**Exercise task:**
Identify all lines in the listing that include the word "lesioni", and copy them out.

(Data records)
* BEGIN *

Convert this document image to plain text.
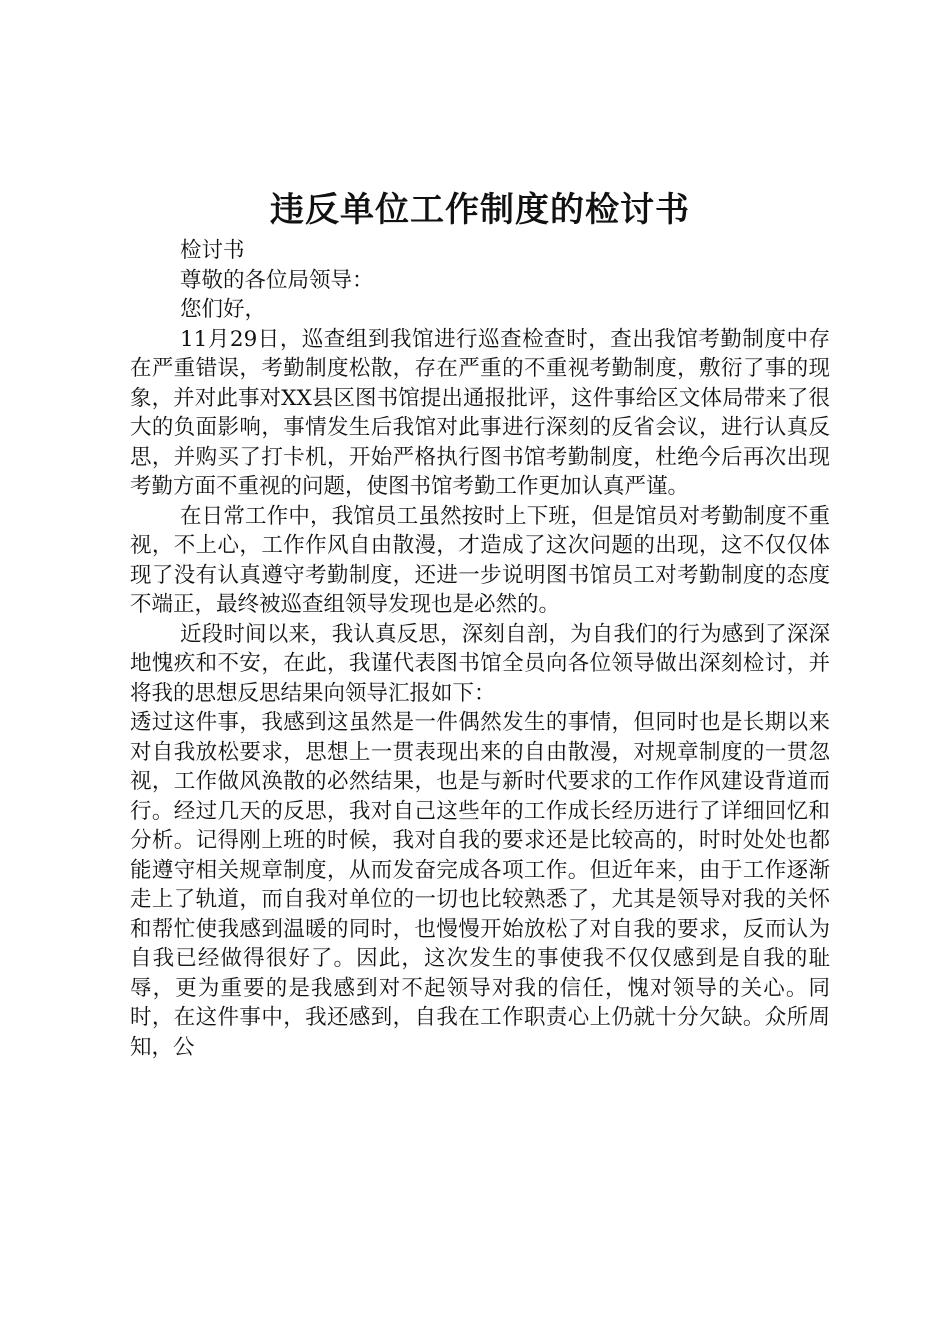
违反单位工作制度的检讨书

检讨书

尊敬的各位局领导：

您们好，

11月29日，巡查组到我馆进行巡查检查时，查出我馆考勤制度中存在严重错误，考勤制度松散，存在严重的不重视考勤制度，敷衍了事的现象，并对此事对XX县区图书馆提出通报批评，这件事给区文体局带来了很大的负面影响，事情发生后我馆对此事进行深刻的反省会议，进行认真反思，并购买了打卡机，开始严格执行图书馆考勤制度，杜绝今后再次出现考勤方面不重视的问题，使图书馆考勤工作更加认真严谨。

在日常工作中，我馆员工虽然按时上下班，但是馆员对考勤制度不重视，不上心，工作作风自由散漫，才造成了这次问题的出现，这不仅仅体现了没有认真遵守考勤制度，还进一步说明图书馆员工对考勤制度的态度不端正，最终被巡查组领导发现也是必然的。

近段时间以来，我认真反思，深刻自剖，为自我们的行为感到了深深地愧疚和不安，在此，我谨代表图书馆全员向各位领导做出深刻检讨，并将我的思想反思结果向领导汇报如下：

透过这件事，我感到这虽然是一件偶然发生的事情，但同时也是长期以来对自我放松要求，思想上一贯表现出来的自由散漫，对规章制度的一贯忽视，工作做风涣散的必然结果，也是与新时代要求的工作作风建设背道而行。经过几天的反思，我对自己这些年的工作成长经历进行了详细回忆和分析。记得刚上班的时候，我对自我的要求还是比较高的，时时处处也都能遵守相关规章制度，从而发奋完成各项工作。但近年来，由于工作逐渐走上了轨道，而自我对单位的一切也比较熟悉了，尤其是领导对我的关怀和帮忙使我感到温暖的同时，也慢慢开始放松了对自我的要求，反而认为自我已经做得很好了。因此，这次发生的事使我不仅仅感到是自我的耻辱，更为重要的是我感到对不起领导对我的信任，愧对领导的关心。同时，在这件事中，我还感到，自我在工作职责心上仍就十分欠缺。众所周知，公
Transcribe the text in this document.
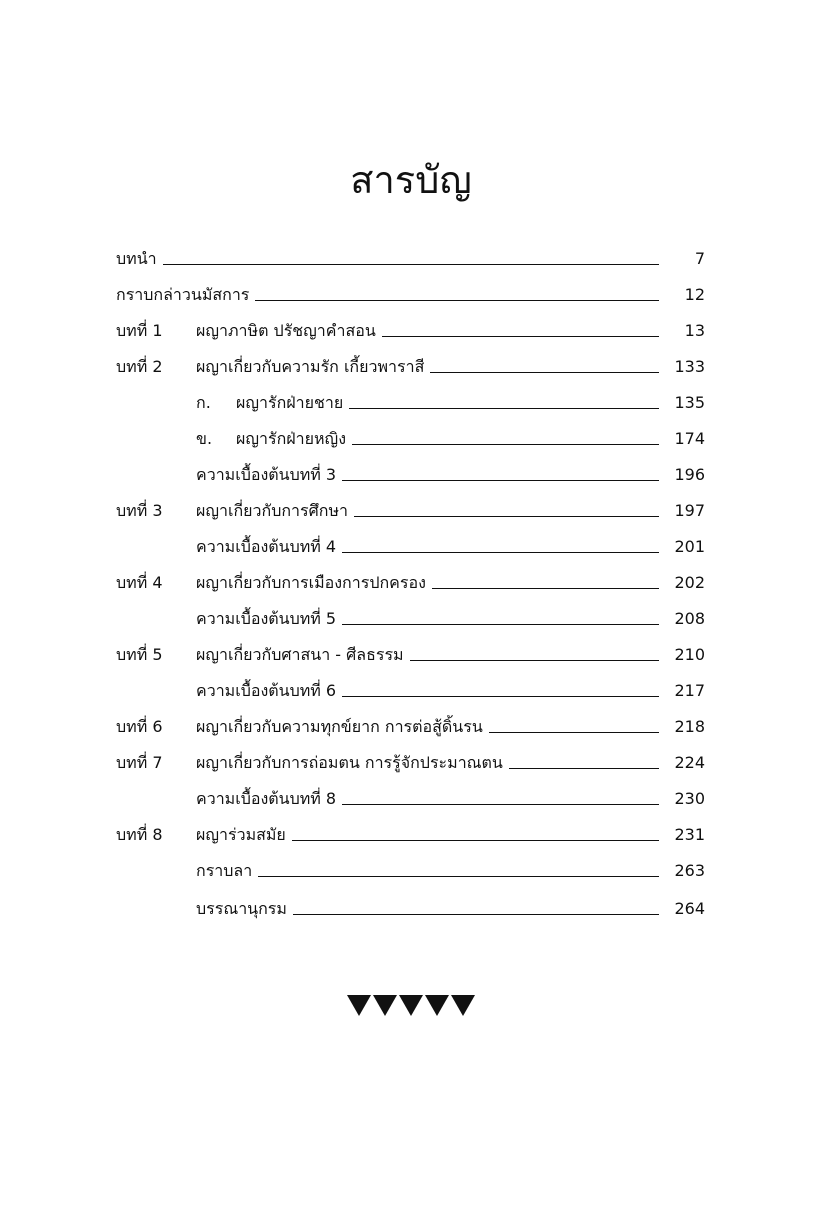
สารบัญ
บทนำ	7
กราบกล่าวนมัสการ	12
บทที่ 1	ผญาภาษิต ปรัชญาคำสอน	13
บทที่ 2	ผญาเกี่ยวกับความรัก เกี้ยวพาราสี	133
ก.	ผญารักฝ่ายชาย	135
ข.	ผญารักฝ่ายหญิง	174
ความเบื้องต้นบทที่ 3	196
บทที่ 3	ผญาเกี่ยวกับการศึกษา	197
ความเบื้องต้นบทที่ 4	201
บทที่ 4	ผญาเกี่ยวกับการเมืองการปกครอง	202
ความเบื้องต้นบทที่ 5	208
บทที่ 5	ผญาเกี่ยวกับศาสนา - ศีลธรรม	210
ความเบื้องต้นบทที่ 6	217
บทที่ 6	ผญาเกี่ยวกับความทุกข์ยาก การต่อสู้ดิ้นรน	218
บทที่ 7	ผญาเกี่ยวกับการถ่อมตน การรู้จักประมาณตน	224
ความเบื้องต้นบทที่ 8	230
บทที่ 8	ผญาร่วมสมัย	231
กราบลา	263
บรรณานุกรม	264
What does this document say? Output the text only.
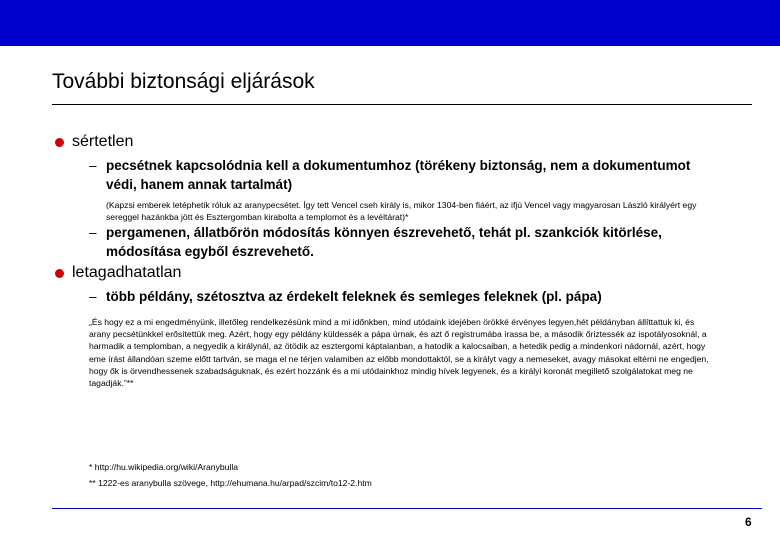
További biztonsági eljárások
sértetlen
– pecsétnek kapcsolódnia kell a dokumentumhoz (törékeny biztonság, nem a dokumentumot védi, hanem annak tartalmát)
(Kapzsi emberek letéphetik róluk az aranypecsétet. Így tett Vencel cseh király is, mikor 1304-ben fiáért, az ifjú Vencel vagy magyarosan László királyért egy sereggel hazánkba jött és Esztergomban kirabolta a templomot és a levéltárat)*
– pergamenen, állatbőrön módosítás könnyen észrevehető, tehát pl. szankciók kitörlése, módosítása egyből észrevehető.
letagadhatatlan
– több példány, szétosztva az érdekelt feleknek és semleges feleknek (pl. pápa)
„És hogy ez a mi engedményünk, illetőleg rendelkezésünk mind a mi időnkben, mind utódaink idejében örökké érvényes legyen,hét példányban állíttattuk ki, és arany pecsétünkkel erősítettük meg. Azért, hogy egy példány küldessék a pápa úrnak, és azt ő registrumába írassa be, a második őriztessék az ispotályosoknál, a harmadik a templomban, a negyedik a királynál, az ötödik az esztergomi káptalanban, a hatodik a kalocsaiban, a hetedik pedig a mindenkori nádornál, azért, hogy eme írást állandóan szeme előtt tartván, se maga el ne térjen valamiben az előbb mondottaktól, se a királyt vagy a nemeseket, avagy másokat eltérni ne engedjen, hogy ők is örvendhessenek szabadságuknak, és ezért hozzánk és a mi utódainkhoz mindig hívek legyenek, és a királyi koronát megillető szolgálatokat meg ne tagadják.”**
* http://hu.wikipedia.org/wiki/Aranybulla
** 1222-es aranybulla szövege, http://ehumana.hu/arpad/szcim/to12-2.htm
6
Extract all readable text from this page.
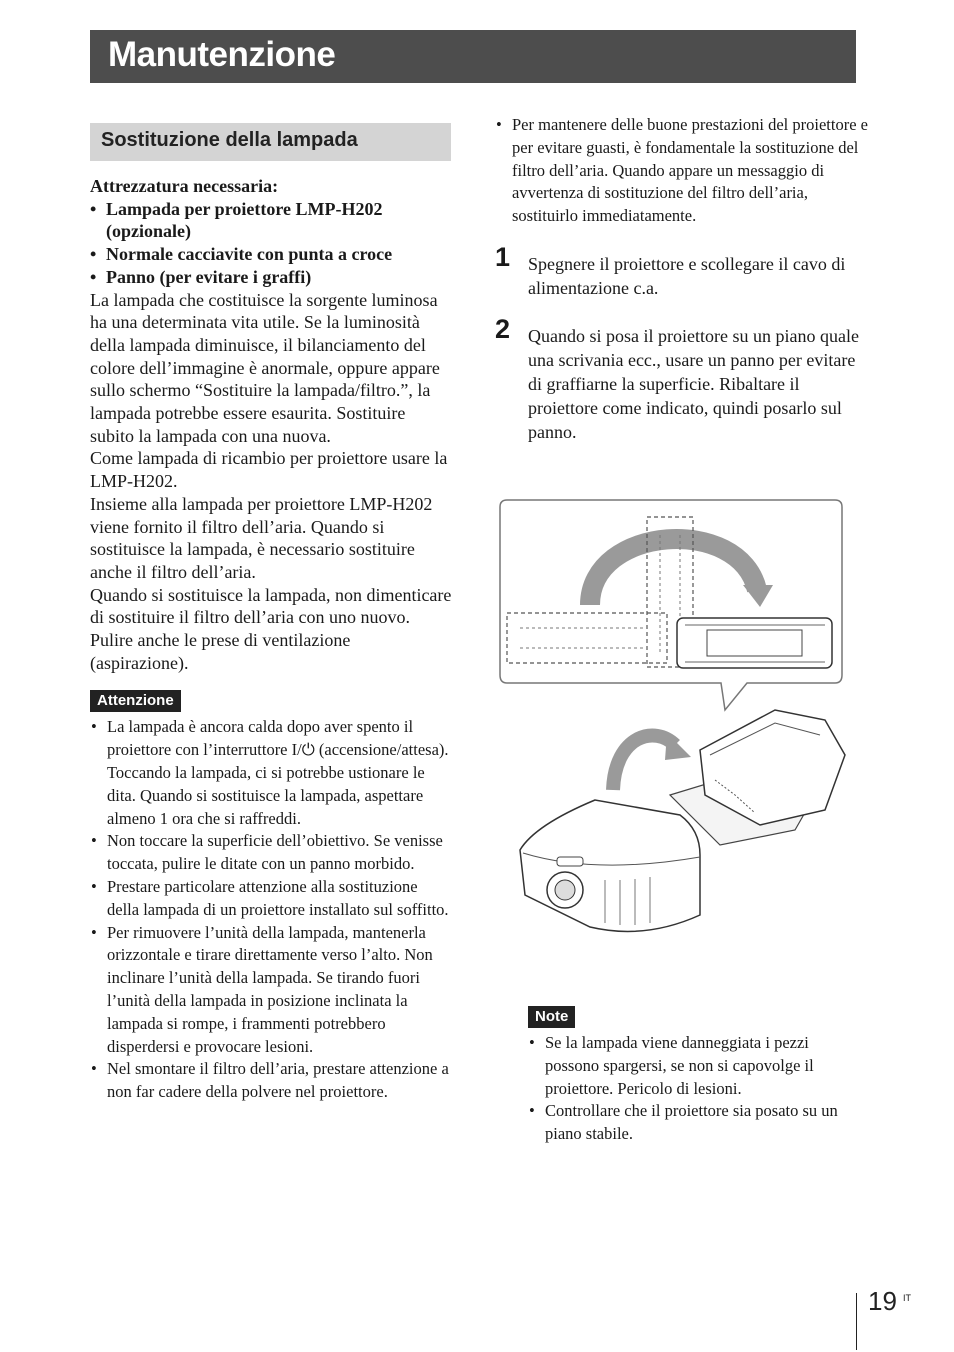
Manutenzione
Sostituzione della lampada
Attrezzatura necessaria:
• Lampada per proiettore LMP-H202 (opzionale)
• Normale cacciavite con punta a croce
• Panno (per evitare i graffi)
La lampada che costituisce la sorgente luminosa ha una determinata vita utile. Se la luminosità della lampada diminuisce, il bilanciamento del colore dell’immagine è anormale, oppure appare sullo schermo “Sostituire la lampada/filtro.”, la lampada potrebbe essere esaurita. Sostituire subito la lampada con una nuova.
Come lampada di ricambio per proiettore usare la LMP-H202.
Insieme alla lampada per proiettore LMP-H202 viene fornito il filtro dell’aria. Quando si sostituisce la lampada, è necessario sostituire anche il filtro dell’aria.
Quando si sostituisce la lampada, non dimenticare di sostituire il filtro dell’aria con uno nuovo. Pulire anche le prese di ventilazione (aspirazione).
Attenzione
• La lampada è ancora calda dopo aver spento il proiettore con l’interruttore I/⏻ (accensione/attesa). Toccando la lampada, ci si potrebbe ustionare le dita. Quando si sostituisce la lampada, aspettare almeno 1 ora che si raffreddi.
• Non toccare la superficie dell’obiettivo. Se venisse toccata, pulire le ditate con un panno morbido.
• Prestare particolare attenzione alla sostituzione della lampada di un proiettore installato sul soffitto.
• Per rimuovere l’unità della lampada, mantenerla orizzontale e tirare direttamente verso l’alto. Non inclinare l’unità della lampada. Se tirando fuori l’unità della lampada in posizione inclinata la lampada si rompe, i frammenti potrebbero disperdersi e provocare lesioni.
• Nel smontare il filtro dell’aria, prestare attenzione a non far cadere della polvere nel proiettore.
• Per mantenere delle buone prestazioni del proiettore e per evitare guasti, è fondamentale la sostituzione del filtro dell’aria. Quando appare un messaggio di avvertenza di sostituzione del filtro dell’aria, sostituirlo immediatamente.
1 Spegnere il proiettore e scollegare il cavo di alimentazione c.a.
2 Quando si posa il proiettore su un piano quale una scrivania ecc., usare un panno per evitare di graffiarne la superficie. Ribaltare il proiettore come indicato, quindi posarlo sul panno.
Note
• Se la lampada viene danneggiata i pezzi possono spargersi, se non si capovolge il proiettore. Pericolo di lesioni.
• Controllare che il proiettore sia posato su un piano stabile.
19 IT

* END *

**Task result:**
• Per rimuovere l’unità della lampada, mantenerla orizzontale e tirare direttamente verso l’alto. Non inclinare l’unità della lampada. Se tirando fuori l’unità della lampada in posizione inclinata la lampada si rompe, i frammenti potrebbero disperdersi e provocare lesioni.
• Se la lampada viene danneggiata i pezzi possono spargersi, se non si capovolge il proiettore. Pericolo di lesioni.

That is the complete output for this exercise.